WORK INSTRUCTIONS: Below are some records. How many of their lines contain the string "name"? Give the number only.

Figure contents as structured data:
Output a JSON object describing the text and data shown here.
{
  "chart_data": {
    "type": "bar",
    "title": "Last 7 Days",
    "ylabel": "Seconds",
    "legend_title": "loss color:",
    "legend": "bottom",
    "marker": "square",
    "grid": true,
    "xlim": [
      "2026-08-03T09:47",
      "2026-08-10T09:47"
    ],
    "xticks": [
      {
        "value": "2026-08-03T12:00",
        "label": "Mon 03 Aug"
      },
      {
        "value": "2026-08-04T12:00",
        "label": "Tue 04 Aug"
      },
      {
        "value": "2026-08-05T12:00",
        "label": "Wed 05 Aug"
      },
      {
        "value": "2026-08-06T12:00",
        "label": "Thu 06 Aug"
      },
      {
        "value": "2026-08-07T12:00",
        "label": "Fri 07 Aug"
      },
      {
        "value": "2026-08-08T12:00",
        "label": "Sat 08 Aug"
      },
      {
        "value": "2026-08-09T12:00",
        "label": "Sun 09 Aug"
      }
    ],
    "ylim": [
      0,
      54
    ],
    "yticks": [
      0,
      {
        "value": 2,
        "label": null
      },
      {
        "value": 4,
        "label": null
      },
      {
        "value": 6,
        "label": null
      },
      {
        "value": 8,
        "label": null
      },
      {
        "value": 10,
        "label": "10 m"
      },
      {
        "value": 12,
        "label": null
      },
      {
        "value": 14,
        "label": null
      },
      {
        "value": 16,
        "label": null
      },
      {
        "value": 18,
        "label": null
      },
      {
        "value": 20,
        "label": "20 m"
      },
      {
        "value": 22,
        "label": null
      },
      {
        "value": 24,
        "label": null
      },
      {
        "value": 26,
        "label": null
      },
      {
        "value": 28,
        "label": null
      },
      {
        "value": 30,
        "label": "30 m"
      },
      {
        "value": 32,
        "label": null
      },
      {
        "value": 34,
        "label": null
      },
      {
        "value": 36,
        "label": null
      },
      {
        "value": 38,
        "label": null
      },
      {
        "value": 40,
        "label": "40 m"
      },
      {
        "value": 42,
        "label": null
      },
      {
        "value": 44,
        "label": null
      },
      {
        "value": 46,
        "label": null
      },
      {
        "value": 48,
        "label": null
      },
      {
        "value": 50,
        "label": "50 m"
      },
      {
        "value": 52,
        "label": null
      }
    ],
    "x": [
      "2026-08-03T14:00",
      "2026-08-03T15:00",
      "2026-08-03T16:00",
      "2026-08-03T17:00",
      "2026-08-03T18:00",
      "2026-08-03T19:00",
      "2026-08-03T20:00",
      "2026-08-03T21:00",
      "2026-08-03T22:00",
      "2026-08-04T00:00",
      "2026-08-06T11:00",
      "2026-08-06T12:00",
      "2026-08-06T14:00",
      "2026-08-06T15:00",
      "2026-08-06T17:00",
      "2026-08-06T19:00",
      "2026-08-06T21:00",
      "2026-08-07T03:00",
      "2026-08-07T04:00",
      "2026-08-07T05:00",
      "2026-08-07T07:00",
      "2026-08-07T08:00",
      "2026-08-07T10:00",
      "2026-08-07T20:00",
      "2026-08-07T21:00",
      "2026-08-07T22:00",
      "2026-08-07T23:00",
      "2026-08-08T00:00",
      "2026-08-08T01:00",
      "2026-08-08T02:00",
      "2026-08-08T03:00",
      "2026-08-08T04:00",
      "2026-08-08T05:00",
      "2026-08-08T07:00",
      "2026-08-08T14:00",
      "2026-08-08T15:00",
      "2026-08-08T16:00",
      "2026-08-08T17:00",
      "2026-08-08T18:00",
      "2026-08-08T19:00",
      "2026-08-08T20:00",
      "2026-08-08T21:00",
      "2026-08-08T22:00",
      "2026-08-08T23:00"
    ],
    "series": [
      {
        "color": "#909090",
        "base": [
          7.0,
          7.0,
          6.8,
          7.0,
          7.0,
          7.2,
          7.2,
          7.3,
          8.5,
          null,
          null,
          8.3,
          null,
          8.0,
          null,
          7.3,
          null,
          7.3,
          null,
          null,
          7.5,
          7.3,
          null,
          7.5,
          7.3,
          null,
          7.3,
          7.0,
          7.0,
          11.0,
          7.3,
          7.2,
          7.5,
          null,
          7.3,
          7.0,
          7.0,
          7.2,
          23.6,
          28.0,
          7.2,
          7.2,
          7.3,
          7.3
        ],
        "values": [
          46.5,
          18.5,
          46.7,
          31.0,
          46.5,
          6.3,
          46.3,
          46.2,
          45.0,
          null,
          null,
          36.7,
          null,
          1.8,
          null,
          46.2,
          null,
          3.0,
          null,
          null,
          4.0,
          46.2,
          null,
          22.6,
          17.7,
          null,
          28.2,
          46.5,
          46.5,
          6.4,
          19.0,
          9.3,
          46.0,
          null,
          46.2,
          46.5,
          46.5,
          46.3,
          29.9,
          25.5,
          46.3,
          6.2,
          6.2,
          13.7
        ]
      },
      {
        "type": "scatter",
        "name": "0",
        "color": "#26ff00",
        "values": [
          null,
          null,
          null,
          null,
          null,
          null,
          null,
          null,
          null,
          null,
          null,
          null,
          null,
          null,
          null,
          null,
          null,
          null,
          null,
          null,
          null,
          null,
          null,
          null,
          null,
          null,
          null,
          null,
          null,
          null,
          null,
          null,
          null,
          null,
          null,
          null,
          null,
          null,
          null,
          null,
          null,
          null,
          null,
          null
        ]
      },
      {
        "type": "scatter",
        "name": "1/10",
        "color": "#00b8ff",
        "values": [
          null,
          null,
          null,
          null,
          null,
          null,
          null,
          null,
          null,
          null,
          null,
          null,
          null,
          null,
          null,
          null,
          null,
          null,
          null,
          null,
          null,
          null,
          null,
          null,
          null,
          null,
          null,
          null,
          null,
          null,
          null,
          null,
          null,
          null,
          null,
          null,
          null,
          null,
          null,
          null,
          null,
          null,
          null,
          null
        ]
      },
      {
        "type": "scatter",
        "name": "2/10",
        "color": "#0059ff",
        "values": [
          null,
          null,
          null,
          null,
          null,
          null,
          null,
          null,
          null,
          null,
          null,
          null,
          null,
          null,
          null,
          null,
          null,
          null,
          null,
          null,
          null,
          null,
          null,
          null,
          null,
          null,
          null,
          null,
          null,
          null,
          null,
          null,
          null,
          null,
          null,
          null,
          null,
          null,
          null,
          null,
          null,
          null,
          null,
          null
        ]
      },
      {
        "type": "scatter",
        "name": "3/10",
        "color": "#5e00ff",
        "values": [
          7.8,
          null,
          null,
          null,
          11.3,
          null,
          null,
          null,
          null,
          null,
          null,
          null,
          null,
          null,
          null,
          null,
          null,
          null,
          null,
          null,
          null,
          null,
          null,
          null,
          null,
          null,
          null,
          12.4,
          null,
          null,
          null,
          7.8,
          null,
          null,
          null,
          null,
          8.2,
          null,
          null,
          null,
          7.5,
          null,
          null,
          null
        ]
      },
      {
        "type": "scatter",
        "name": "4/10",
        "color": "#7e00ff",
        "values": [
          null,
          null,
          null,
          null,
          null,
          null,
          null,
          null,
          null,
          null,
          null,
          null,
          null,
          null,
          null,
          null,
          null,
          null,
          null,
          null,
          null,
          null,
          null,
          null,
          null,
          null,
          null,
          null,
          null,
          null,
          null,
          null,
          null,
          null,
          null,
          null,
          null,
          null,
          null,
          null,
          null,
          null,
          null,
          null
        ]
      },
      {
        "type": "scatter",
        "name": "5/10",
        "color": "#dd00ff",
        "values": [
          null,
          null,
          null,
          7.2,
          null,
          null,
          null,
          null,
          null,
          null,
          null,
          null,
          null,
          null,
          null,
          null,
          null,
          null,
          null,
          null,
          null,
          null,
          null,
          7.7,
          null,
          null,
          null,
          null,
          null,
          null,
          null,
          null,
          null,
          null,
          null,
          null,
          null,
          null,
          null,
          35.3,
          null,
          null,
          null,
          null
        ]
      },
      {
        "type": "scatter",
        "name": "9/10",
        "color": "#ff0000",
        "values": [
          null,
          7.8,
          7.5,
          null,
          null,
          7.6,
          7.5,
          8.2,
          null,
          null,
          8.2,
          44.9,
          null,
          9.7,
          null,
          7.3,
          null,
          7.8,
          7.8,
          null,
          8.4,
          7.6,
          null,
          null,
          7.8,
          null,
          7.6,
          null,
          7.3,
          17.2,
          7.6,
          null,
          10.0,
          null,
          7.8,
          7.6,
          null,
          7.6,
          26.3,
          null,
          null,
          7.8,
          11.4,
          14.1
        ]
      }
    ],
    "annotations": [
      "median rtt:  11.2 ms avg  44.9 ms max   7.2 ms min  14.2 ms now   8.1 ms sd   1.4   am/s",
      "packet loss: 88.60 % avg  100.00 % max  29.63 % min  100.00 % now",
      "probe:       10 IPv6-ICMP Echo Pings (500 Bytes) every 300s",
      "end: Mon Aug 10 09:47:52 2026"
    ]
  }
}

SOLUTION TO THE PROBLEM: 7